[Instruction]: Repeat each entry exactly and drop the pictures.

[Task inputs]:
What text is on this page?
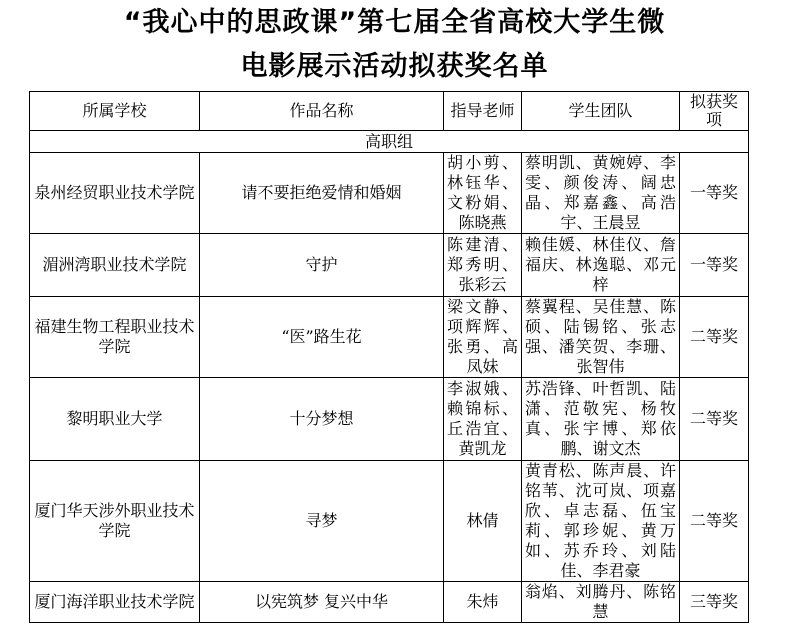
“我心中的思政课”第七届全省高校大学生微
电影展示活动拟获奖名单
所属学校	作品名称	指导老师	学生团队	拟获奖项
高职组				
泉州经贸职业技术学院	请不要拒绝爱情和婚姻	胡小剪、林钰华、文粉娟、陈晓燕	蔡明凯、黄婉婷、李雯、颜俊涛、阔忠晶、郑嘉鑫、高浩宇、王晨昱	一等奖
湄洲湾职业技术学院	守护	陈建清、郑秀明、张彩云	赖佳媛、林佳仪、詹福庆、林逸聪、邓元梓	一等奖
福建生物工程职业技术学院	“医”路生花	梁文静、项辉辉、张勇、高凤妹	蔡翼程、吴佳慧、陈硕、陆锡铭、张志强、潘笑贺、李珊、张智伟	二等奖
黎明职业大学	十分梦想	李淑娥、赖锦标、丘浩宜、黄凯龙	苏浩锋、叶哲凯、陆潇、范敬宪、杨牧真、张宇博、郑依鹏、谢文杰	二等奖
厦门华天涉外职业技术学院	寻梦	林倩	黄青松、陈声晨、许铭苇、沈可岚、项嘉欣、卓志磊、伍宝莉、郭珍妮、黄万如、苏乔玲、刘陆佳、李君豪	二等奖
厦门海洋职业技术学院	以宪筑梦 复兴中华	朱炜	翁焰、刘腾丹、陈铭慧	三等奖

[Response]:
What text is on this page?
“我心中的思政课”第七届全省高校大学生微
电影展示活动拟获奖名单
所属学校	作品名称	指导老师	学生团队	拟获奖项
高职组				
泉州经贸职业技术学院	请不要拒绝爱情和婚姻	胡小剪、林钰华、文粉娟、陈晓燕	蔡明凯、黄婉婷、李雯、颜俊涛、阔忠晶、郑嘉鑫、高浩宇、王晨昱	一等奖
湄洲湾职业技术学院	守护	陈建清、郑秀明、张彩云	赖佳媛、林佳仪、詹福庆、林逸聪、邓元梓	一等奖
福建生物工程职业技术学院	“医”路生花	梁文静、项辉辉、张勇、高凤妹	蔡翼程、吴佳慧、陈硕、陆锡铭、张志强、潘笑贺、李珊、张智伟	二等奖
黎明职业大学	十分梦想	李淑娥、赖锦标、丘浩宜、黄凯龙	苏浩锋、叶哲凯、陆潇、范敬宪、杨牧真、张宇博、郑依鹏、谢文杰	二等奖
厦门华天涉外职业技术学院	寻梦	林倩	黄青松、陈声晨、许铭苇、沈可岚、项嘉欣、卓志磊、伍宝莉、郭珍妮、黄万如、苏乔玲、刘陆佳、李君豪	二等奖
厦门海洋职业技术学院	以宪筑梦 复兴中华	朱炜	翁焰、刘腾丹、陈铭慧	三等奖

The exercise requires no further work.